## INFORMATION SHOWN
***

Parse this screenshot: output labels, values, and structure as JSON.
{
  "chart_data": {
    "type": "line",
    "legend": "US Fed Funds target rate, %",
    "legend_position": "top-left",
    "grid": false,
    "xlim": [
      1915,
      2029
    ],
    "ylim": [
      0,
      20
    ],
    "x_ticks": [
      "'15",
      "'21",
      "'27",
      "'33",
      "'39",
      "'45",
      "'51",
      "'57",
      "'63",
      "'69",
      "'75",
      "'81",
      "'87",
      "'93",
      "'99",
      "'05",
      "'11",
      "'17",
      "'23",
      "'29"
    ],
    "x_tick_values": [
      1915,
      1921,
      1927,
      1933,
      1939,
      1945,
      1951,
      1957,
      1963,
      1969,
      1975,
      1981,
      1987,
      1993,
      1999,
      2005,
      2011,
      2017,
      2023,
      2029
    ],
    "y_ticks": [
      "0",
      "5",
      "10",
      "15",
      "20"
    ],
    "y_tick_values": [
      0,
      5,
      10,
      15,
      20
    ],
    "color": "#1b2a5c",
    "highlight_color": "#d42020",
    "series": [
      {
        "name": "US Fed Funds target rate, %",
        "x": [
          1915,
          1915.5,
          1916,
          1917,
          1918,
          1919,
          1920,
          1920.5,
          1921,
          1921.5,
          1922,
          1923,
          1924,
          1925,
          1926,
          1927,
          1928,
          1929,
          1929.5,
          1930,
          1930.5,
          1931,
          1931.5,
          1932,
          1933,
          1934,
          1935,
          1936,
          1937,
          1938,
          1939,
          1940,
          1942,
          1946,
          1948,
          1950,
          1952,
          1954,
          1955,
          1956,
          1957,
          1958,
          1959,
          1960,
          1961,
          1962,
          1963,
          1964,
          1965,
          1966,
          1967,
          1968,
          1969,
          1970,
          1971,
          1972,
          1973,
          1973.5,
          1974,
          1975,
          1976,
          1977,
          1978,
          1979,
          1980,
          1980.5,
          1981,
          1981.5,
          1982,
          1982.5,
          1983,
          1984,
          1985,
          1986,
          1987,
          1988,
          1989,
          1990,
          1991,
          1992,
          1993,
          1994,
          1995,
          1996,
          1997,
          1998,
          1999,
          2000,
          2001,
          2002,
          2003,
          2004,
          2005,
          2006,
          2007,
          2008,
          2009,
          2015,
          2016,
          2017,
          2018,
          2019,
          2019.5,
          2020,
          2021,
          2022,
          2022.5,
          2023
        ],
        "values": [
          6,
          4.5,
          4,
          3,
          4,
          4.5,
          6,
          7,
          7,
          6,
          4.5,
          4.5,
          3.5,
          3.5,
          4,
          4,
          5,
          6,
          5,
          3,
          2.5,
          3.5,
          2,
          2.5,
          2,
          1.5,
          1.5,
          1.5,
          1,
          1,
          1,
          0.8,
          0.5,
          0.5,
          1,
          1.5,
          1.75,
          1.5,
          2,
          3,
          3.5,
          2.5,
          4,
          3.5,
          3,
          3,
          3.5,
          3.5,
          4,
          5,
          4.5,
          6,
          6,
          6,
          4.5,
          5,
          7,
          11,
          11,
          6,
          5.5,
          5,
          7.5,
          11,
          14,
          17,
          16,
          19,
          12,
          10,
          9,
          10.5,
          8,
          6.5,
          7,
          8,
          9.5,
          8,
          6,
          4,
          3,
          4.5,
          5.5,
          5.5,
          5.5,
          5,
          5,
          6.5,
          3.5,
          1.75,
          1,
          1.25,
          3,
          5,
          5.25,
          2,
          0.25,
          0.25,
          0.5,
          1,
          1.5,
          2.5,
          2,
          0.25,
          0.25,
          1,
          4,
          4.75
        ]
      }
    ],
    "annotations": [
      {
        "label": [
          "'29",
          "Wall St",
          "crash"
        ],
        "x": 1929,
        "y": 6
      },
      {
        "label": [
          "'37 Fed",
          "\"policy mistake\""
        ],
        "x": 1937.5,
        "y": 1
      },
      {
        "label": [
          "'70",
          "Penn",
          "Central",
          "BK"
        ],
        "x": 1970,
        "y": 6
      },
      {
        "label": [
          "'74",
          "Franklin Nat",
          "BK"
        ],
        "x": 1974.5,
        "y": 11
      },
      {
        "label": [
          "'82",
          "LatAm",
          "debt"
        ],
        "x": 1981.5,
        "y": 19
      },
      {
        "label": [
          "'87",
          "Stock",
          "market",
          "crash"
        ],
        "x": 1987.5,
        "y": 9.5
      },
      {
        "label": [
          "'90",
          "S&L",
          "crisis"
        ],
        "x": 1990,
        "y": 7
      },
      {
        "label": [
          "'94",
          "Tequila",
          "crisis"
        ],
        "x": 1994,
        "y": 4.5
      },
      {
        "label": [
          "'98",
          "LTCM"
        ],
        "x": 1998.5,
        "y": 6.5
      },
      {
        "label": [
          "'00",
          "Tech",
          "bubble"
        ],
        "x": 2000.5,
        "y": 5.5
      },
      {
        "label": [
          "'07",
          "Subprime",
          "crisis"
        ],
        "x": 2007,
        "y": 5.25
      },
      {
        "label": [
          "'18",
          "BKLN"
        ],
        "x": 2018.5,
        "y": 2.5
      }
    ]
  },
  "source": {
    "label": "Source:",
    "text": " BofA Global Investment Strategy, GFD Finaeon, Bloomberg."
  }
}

***

## GIVEN EXERCISE
Extract the data in full. Keep it word for word.

## WRITTEN RESPONSE
Parse this screenshot: output labels, values, and structure as JSON.
{
  "chart_data": {
    "type": "line",
    "legend": "US Fed Funds target rate, %",
    "legend_position": "top-left",
    "grid": false,
    "xlim": [
      1915,
      2029
    ],
    "ylim": [
      0,
      20
    ],
    "x_ticks": [
      "'15",
      "'21",
      "'27",
      "'33",
      "'39",
      "'45",
      "'51",
      "'57",
      "'63",
      "'69",
      "'75",
      "'81",
      "'87",
      "'93",
      "'99",
      "'05",
      "'11",
      "'17",
      "'23",
      "'29"
    ],
    "x_tick_values": [
      1915,
      1921,
      1927,
      1933,
      1939,
      1945,
      1951,
      1957,
      1963,
      1969,
      1975,
      1981,
      1987,
      1993,
      1999,
      2005,
      2011,
      2017,
      2023,
      2029
    ],
    "y_ticks": [
      "0",
      "5",
      "10",
      "15",
      "20"
    ],
    "y_tick_values": [
      0,
      5,
      10,
      15,
      20
    ],
    "color": "#1b2a5c",
    "highlight_color": "#d42020",
    "series": [
      {
        "name": "US Fed Funds target rate, %",
        "x": [
          1915,
          1915.5,
          1916,
          1917,
          1918,
          1919,
          1920,
          1920.5,
          1921,
          1921.5,
          1922,
          1923,
          1924,
          1925,
          1926,
          1927,
          1928,
          1929,
          1929.5,
          1930,
          1930.5,
          1931,
          1931.5,
          1932,
          1933,
          1934,
          1935,
          1936,
          1937,
          1938,
          1939,
          1940,
          1942,
          1946,
          1948,
          1950,
          1952,
          1954,
          1955,
          1956,
          1957,
          1958,
          1959,
          1960,
          1961,
          1962,
          1963,
          1964,
          1965,
          1966,
          1967,
          1968,
          1969,
          1970,
          1971,
          1972,
          1973,
          1973.5,
          1974,
          1975,
          1976,
          1977,
          1978,
          1979,
          1980,
          1980.5,
          1981,
          1981.5,
          1982,
          1982.5,
          1983,
          1984,
          1985,
          1986,
          1987,
          1988,
          1989,
          1990,
          1991,
          1992,
          1993,
          1994,
          1995,
          1996,
          1997,
          1998,
          1999,
          2000,
          2001,
          2002,
          2003,
          2004,
          2005,
          2006,
          2007,
          2008,
          2009,
          2015,
          2016,
          2017,
          2018,
          2019,
          2019.5,
          2020,
          2021,
          2022,
          2022.5,
          2023
        ],
        "values": [
          6,
          4.5,
          4,
          3,
          4,
          4.5,
          6,
          7,
          7,
          6,
          4.5,
          4.5,
          3.5,
          3.5,
          4,
          4,
          5,
          6,
          5,
          3,
          2.5,
          3.5,
          2,
          2.5,
          2,
          1.5,
          1.5,
          1.5,
          1,
          1,
          1,
          0.8,
          0.5,
          0.5,
          1,
          1.5,
          1.75,
          1.5,
          2,
          3,
          3.5,
          2.5,
          4,
          3.5,
          3,
          3,
          3.5,
          3.5,
          4,
          5,
          4.5,
          6,
          6,
          6,
          4.5,
          5,
          7,
          11,
          11,
          6,
          5.5,
          5,
          7.5,
          11,
          14,
          17,
          16,
          19,
          12,
          10,
          9,
          10.5,
          8,
          6.5,
          7,
          8,
          9.5,
          8,
          6,
          4,
          3,
          4.5,
          5.5,
          5.5,
          5.5,
          5,
          5,
          6.5,
          3.5,
          1.75,
          1,
          1.25,
          3,
          5,
          5.25,
          2,
          0.25,
          0.25,
          0.5,
          1,
          1.5,
          2.5,
          2,
          0.25,
          0.25,
          1,
          4,
          4.75
        ]
      }
    ],
    "annotations": [
      {
        "label": [
          "'29",
          "Wall St",
          "crash"
        ],
        "x": 1929,
        "y": 6
      },
      {
        "label": [
          "'37 Fed",
          "\"policy mistake\""
        ],
        "x": 1937.5,
        "y": 1
      },
      {
        "label": [
          "'70",
          "Penn",
          "Central",
          "BK"
        ],
        "x": 1970,
        "y": 6
      },
      {
        "label": [
          "'74",
          "Franklin Nat",
          "BK"
        ],
        "x": 1974.5,
        "y": 11
      },
      {
        "label": [
          "'82",
          "LatAm",
          "debt"
        ],
        "x": 1981.5,
        "y": 19
      },
      {
        "label": [
          "'87",
          "Stock",
          "market",
          "crash"
        ],
        "x": 1987.5,
        "y": 9.5
      },
      {
        "label": [
          "'90",
          "S&L",
          "crisis"
        ],
        "x": 1990,
        "y": 7
      },
      {
        "label": [
          "'94",
          "Tequila",
          "crisis"
        ],
        "x": 1994,
        "y": 4.5
      },
      {
        "label": [
          "'98",
          "LTCM"
        ],
        "x": 1998.5,
        "y": 6.5
      },
      {
        "label": [
          "'00",
          "Tech",
          "bubble"
        ],
        "x": 2000.5,
        "y": 5.5
      },
      {
        "label": [
          "'07",
          "Subprime",
          "crisis"
        ],
        "x": 2007,
        "y": 5.25
      },
      {
        "label": [
          "'18",
          "BKLN"
        ],
        "x": 2018.5,
        "y": 2.5
      }
    ]
  },
  "source": {
    "label": "Source:",
    "text": " BofA Global Investment Strategy, GFD Finaeon, Bloomberg."
  }
}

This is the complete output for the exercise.